WHAT THE TASK REQUIRES: How many lines in the entries below contain "doanh"? Answer with the number only.

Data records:
= = = = =

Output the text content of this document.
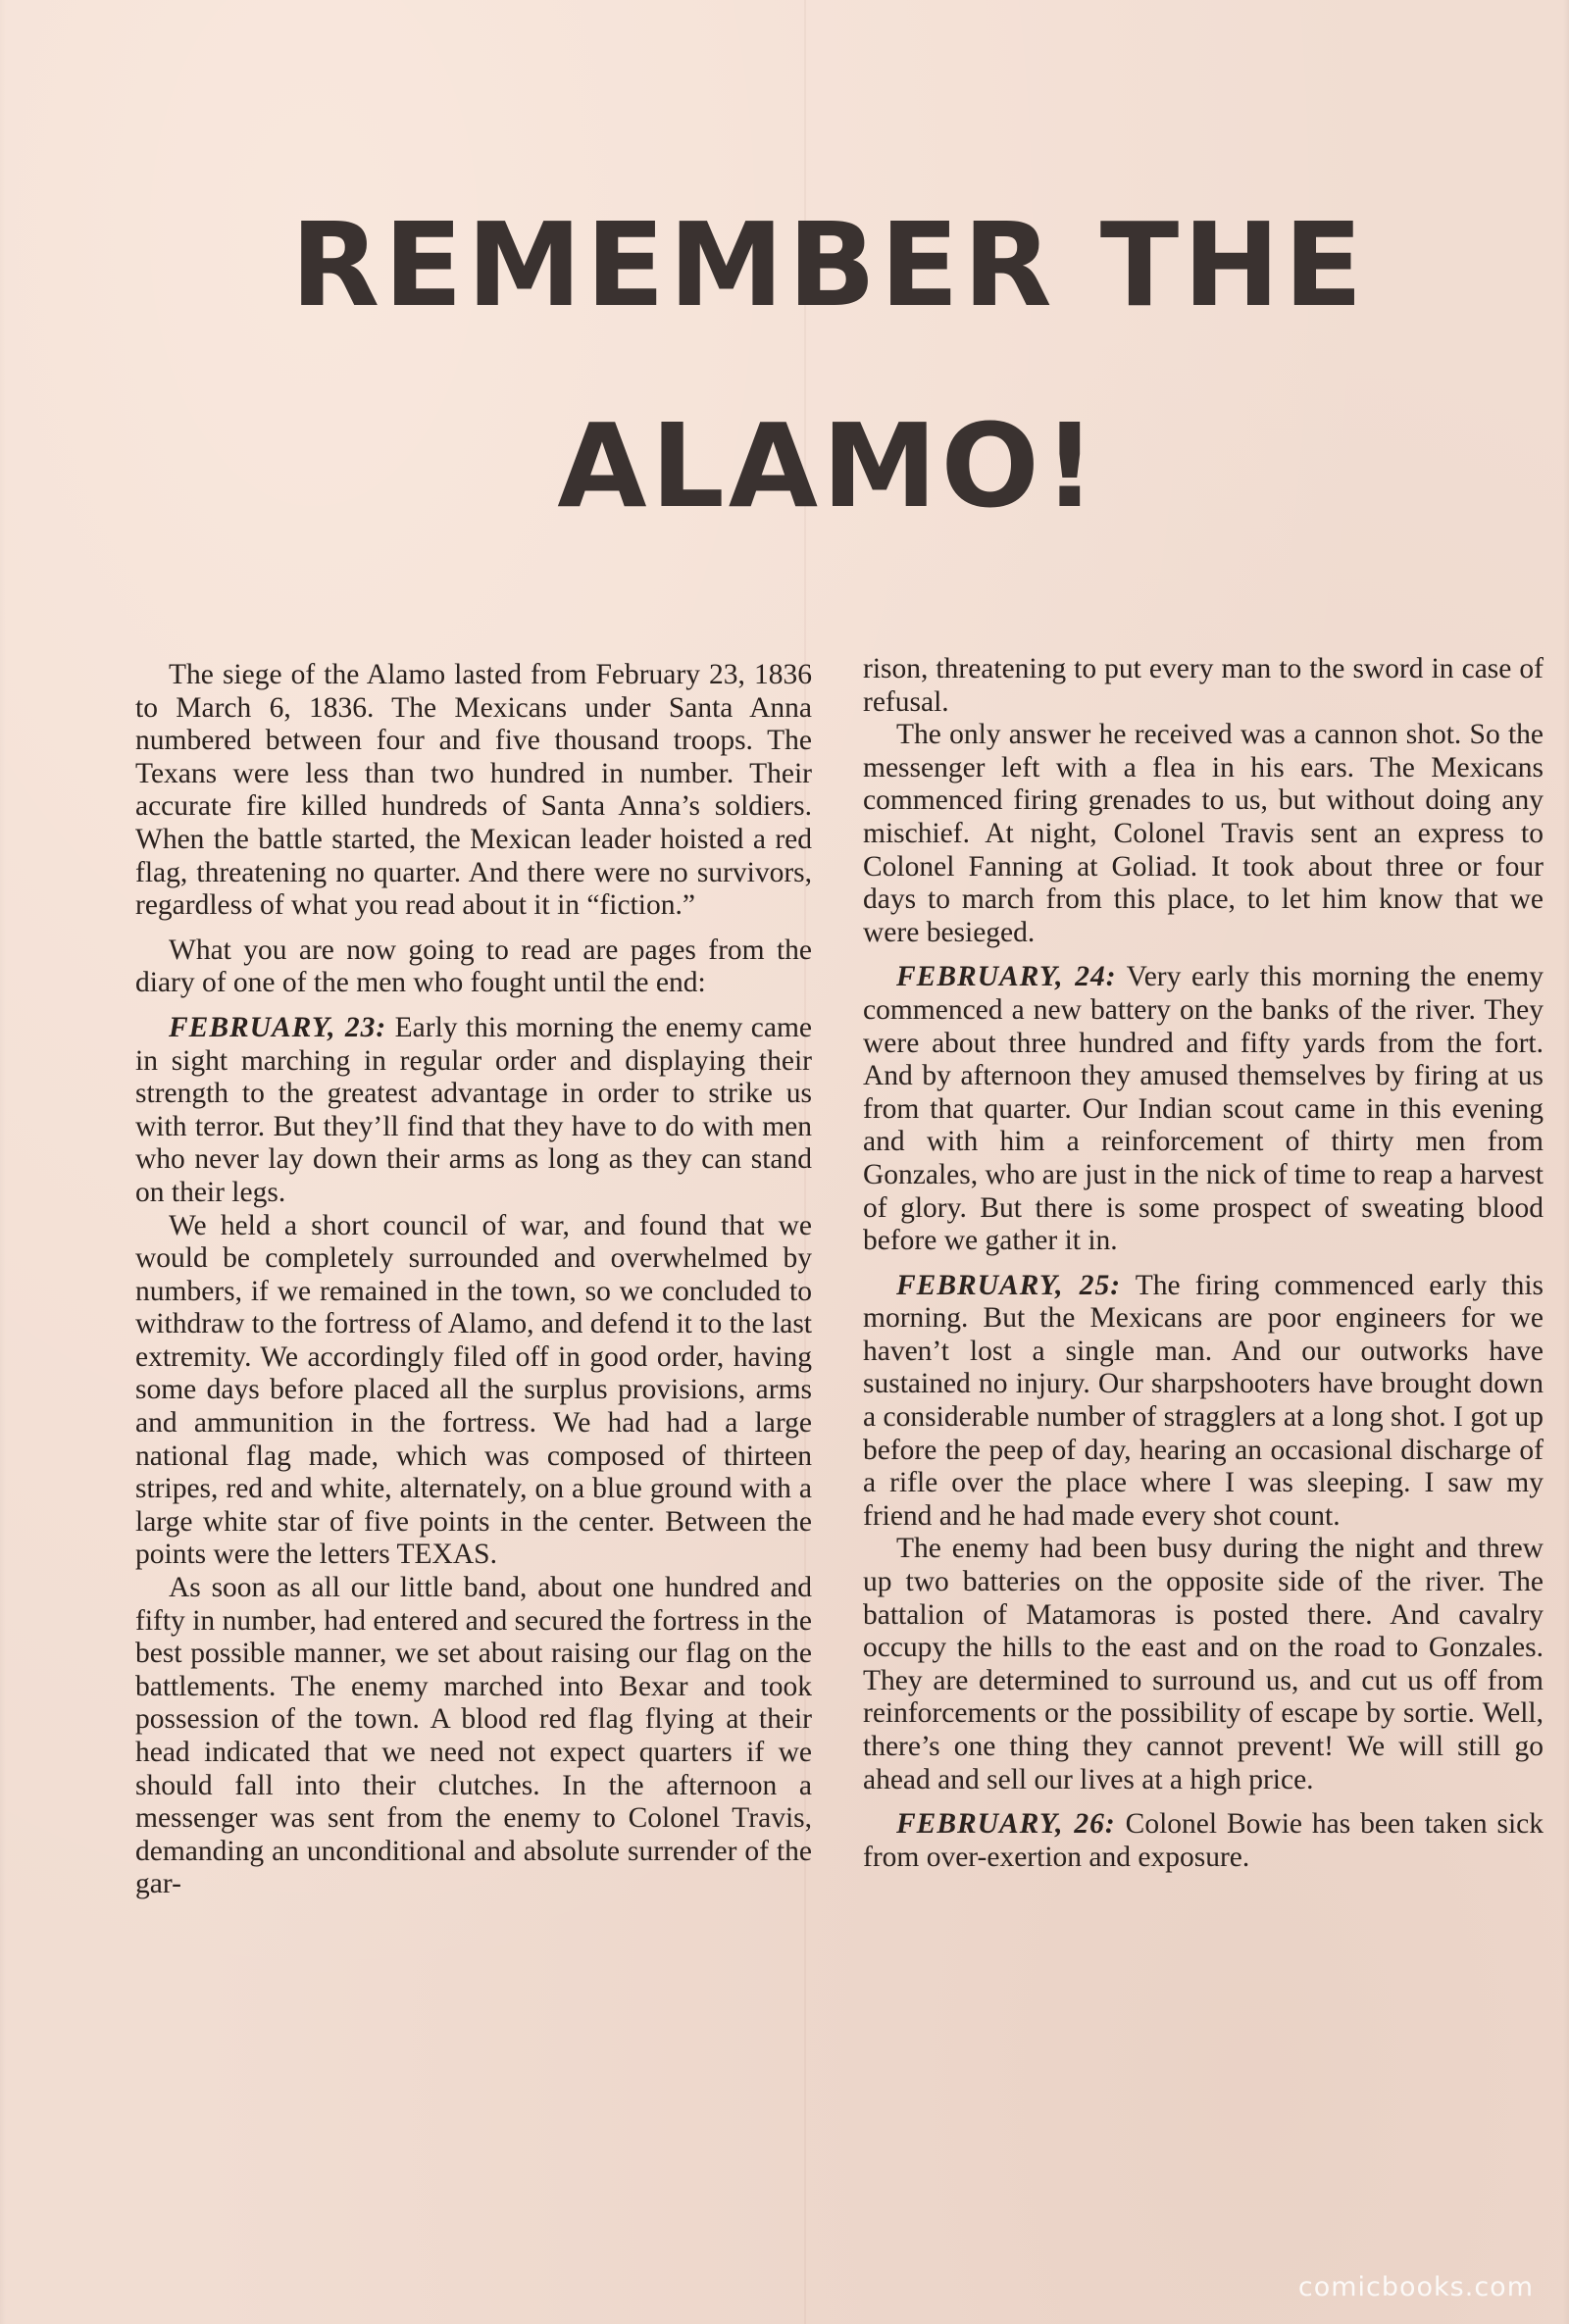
REMEMBER THE
ALAMO!

The siege of the Alamo lasted from February 23, 1836 to March 6, 1836. The Mexicans under Santa Anna numbered between four and five thousand troops. The Texans were less than two hundred in number. Their accurate fire killed hundreds of Santa Anna’s soldiers. When the battle started, the Mexican leader hoisted a red flag, threatening no quarter. And there were no survivors, regardless of what you read about it in “fiction.”

What you are now going to read are pages from the diary of one of the men who fought until the end:

FEBRUARY, 23: Early this morning the enemy came in sight marching in regular order and displaying their strength to the greatest advantage in order to strike us with terror. But they’ll find that they have to do with men who never lay down their arms as long as they can stand on their legs.

We held a short council of war, and found that we would be completely surrounded and overwhelmed by numbers, if we remained in the town, so we concluded to withdraw to the fortress of Alamo, and defend it to the last extremity. We accordingly filed off in good order, having some days before placed all the surplus provisions, arms and ammunition in the fortress. We had had a large national flag made, which was composed of thirteen stripes, red and white, alternately, on a blue ground with a large white star of five points in the center. Between the points were the letters TEXAS.

As soon as all our little band, about one hundred and fifty in number, had entered and secured the fortress in the best possible manner, we set about raising our flag on the battlements. The enemy marched into Bexar and took possession of the town. A blood red flag flying at their head indicated that we need not expect quarters if we should fall into their clutches. In the afternoon a messenger was sent from the enemy to Colonel Travis, demanding an unconditional and absolute surrender of the gar-

rison, threatening to put every man to the sword in case of refusal.

The only answer he received was a cannon shot. So the messenger left with a flea in his ears. The Mexicans commenced firing grenades to us, but without doing any mischief. At night, Colonel Travis sent an express to Colonel Fanning at Goliad. It took about three or four days to march from this place, to let him know that we were besieged.

FEBRUARY, 24: Very early this morning the enemy commenced a new battery on the banks of the river. They were about three hundred and fifty yards from the fort. And by afternoon they amused themselves by firing at us from that quarter. Our Indian scout came in this evening and with him a reinforcement of thirty men from Gonzales, who are just in the nick of time to reap a harvest of glory. But there is some prospect of sweating blood before we gather it in.

FEBRUARY, 25: The firing commenced early this morning. But the Mexicans are poor engineers for we haven’t lost a single man. And our outworks have sustained no injury. Our sharpshooters have brought down a considerable number of stragglers at a long shot. I got up before the peep of day, hearing an occasional discharge of a rifle over the place where I was sleeping. I saw my friend and he had made every shot count.

The enemy had been busy during the night and threw up two batteries on the opposite side of the river. The battalion of Matamoras is posted there. And cavalry occupy the hills to the east and on the road to Gonzales. They are determined to surround us, and cut us off from reinforcements or the possibility of escape by sortie. Well, there’s one thing they cannot prevent! We will still go ahead and sell our lives at a high price.

FEBRUARY, 26: Colonel Bowie has been taken sick from over-exertion and exposure.

comicbooks.com
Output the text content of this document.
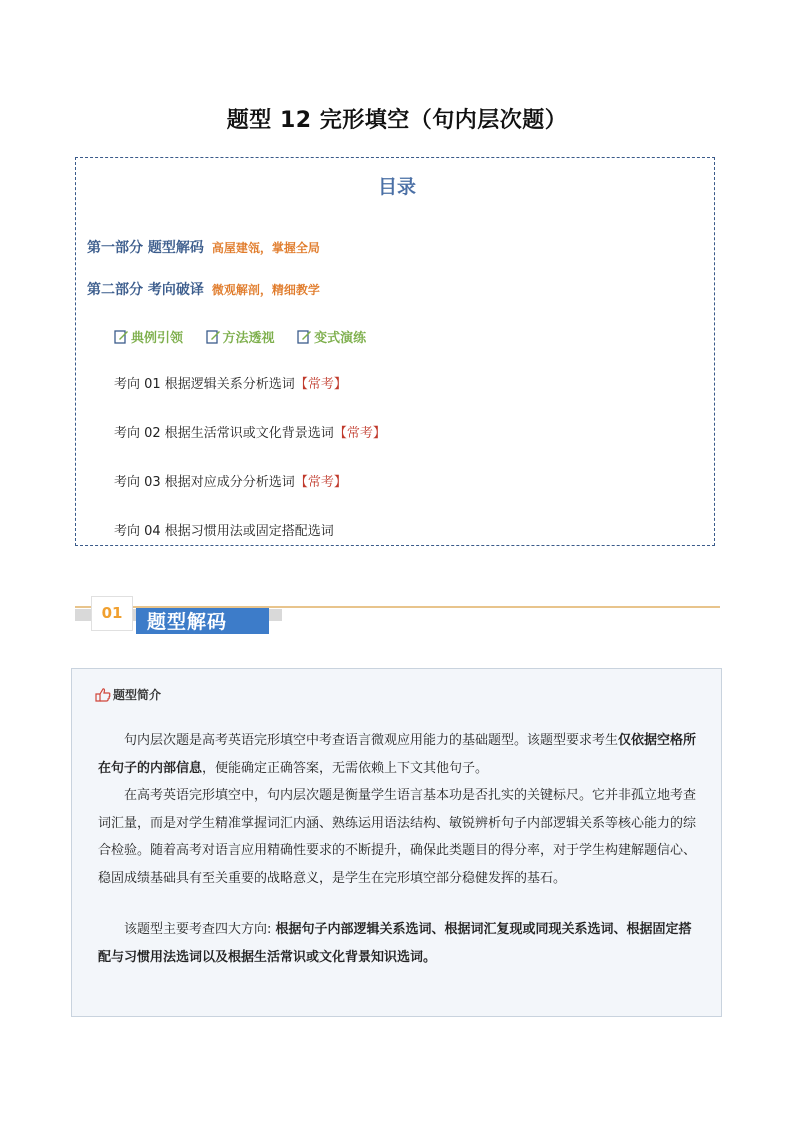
题型 12 完形填空（句内层次题）
目录
第一部分 题型解码 高屋建瓴，掌握全局
第二部分 考向破译 微观解剖，精细教学
典例引领
	方法透视
	变式演练
考向 01 根据逻辑关系分析选词【常考】
考向 02 根据生活常识或文化背景选词【常考】
考向 03 根据对应成分分析选词【常考】
考向 04 根据习惯用法或固定搭配选词
题型解码
01
题型简介

句内层次题是高考英语完形填空中考查语言微观应用能力的基础题型。该题型要求考生仅依据空格所在句子的内部信息，便能确定正确答案，无需依赖上下文其他句子。

在高考英语完形填空中，句内层次题是衡量学生语言基本功是否扎实的关键标尺。它并非孤立地考查词汇量，而是对学生精准掌握词汇内涵、熟练运用语法结构、敏锐辨析句子内部逻辑关系等核心能力的综合检验。随着高考对语言应用精确性要求的不断提升，确保此类题目的得分率，对于学生构建解题信心、稳固成绩基础具有至关重要的战略意义，是学生在完形填空部分稳健发挥的基石。

该题型主要考查四大方向: 根据句子内部逻辑关系选词、根据词汇复现或同现关系选词、根据固定搭配与习惯用法选词以及根据生活常识或文化背景知识选词。
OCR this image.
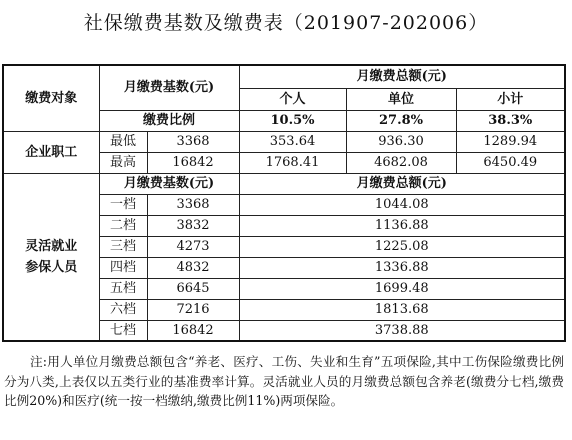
社保缴费基数及缴费表（201907-202006）
缴费对象	月缴费基数(元)		月缴费总额(元)		
			个人	单位	小计
	缴费比例		10.5%	27.8%	38.3%
企业职工	最低	3368	353.64	936.30	1289.94
	最高	16842	1768.41	4682.08	6450.49

灵活就业
参保人员	月缴费基数(元)		月缴费总额(元)		
	一档	3368	1044.08		
	二档	3832	1136.88		
	三档	4273	1225.08		
	四档	4832	1336.88		
	五档	6645	1699.48		
	六档	7216	1813.68		
	七档	16842	3738.88		
注:用人单位月缴费总额包含“养老、医疗、工伤、失业和生育”五项保险,其中工伤保险缴费比例分为八类,上表仅以五类行业的基准费率计算。灵活就业人员的月缴费总额包含养老(缴费分七档,缴费比例20%)和医疗(统一按一档缴纳,缴费比例11%)两项保险。
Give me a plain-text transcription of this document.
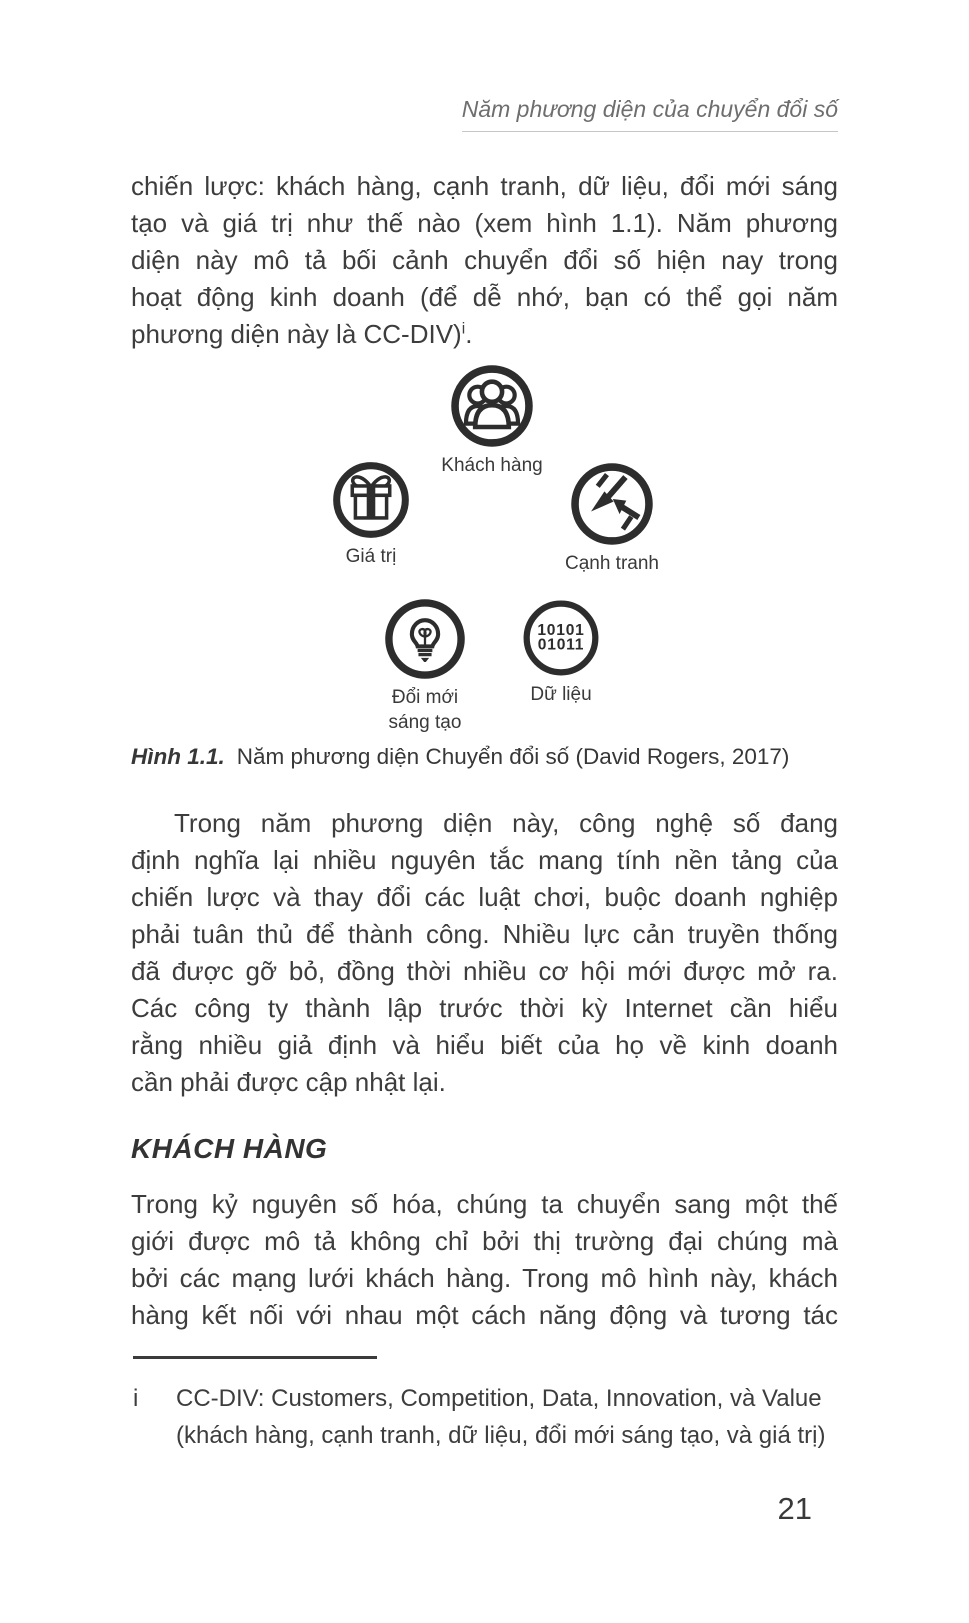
Năm phương diện của chuyển đổi số
chiến lược: khách hàng, cạnh tranh, dữ liệu, đổi mới sáng
tạo và giá trị như thế nào (xem hình 1.1). Năm phương
diện này mô tả bối cảnh chuyển đổi số hiện nay trong
hoạt động kinh doanh (để dễ nhớ, bạn có thể gọi năm
phương diện này là CC-DIV)$^i$.
Khách hàng
Giá trị	Cạnh tranh
Đổi mới
sáng tạo
10101
01011
Dữ liệu
Hình 1.1. Năm phương diện Chuyển đổi số (David Rogers, 2017)
Trong năm phương diện này, công nghệ số đang
định nghĩa lại nhiều nguyên tắc mang tính nền tảng của
chiến lược và thay đổi các luật chơi, buộc doanh nghiệp
phải tuân thủ để thành công. Nhiều lực cản truyền thống
đã được gỡ bỏ, đồng thời nhiều cơ hội mới được mở ra.
Các công ty thành lập trước thời kỳ Internet cần hiểu
rằng nhiều giả định và hiểu biết của họ về kinh doanh
cần phải được cập nhật lại.
KHÁCH HÀNG
Trong kỷ nguyên số hóa, chúng ta chuyển sang một thế
giới được mô tả không chỉ bởi thị trường đại chúng mà
bởi các mạng lưới khách hàng. Trong mô hình này, khách
hàng kết nối với nhau một cách năng động và tương tác
i	CC-DIV: Customers, Competition, Data, Innovation, và Value
(khách hàng, cạnh tranh, dữ liệu, đổi mới sáng tạo, và giá trị)
21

= = = = =

ANSWER TO THIS EXERCISE: 3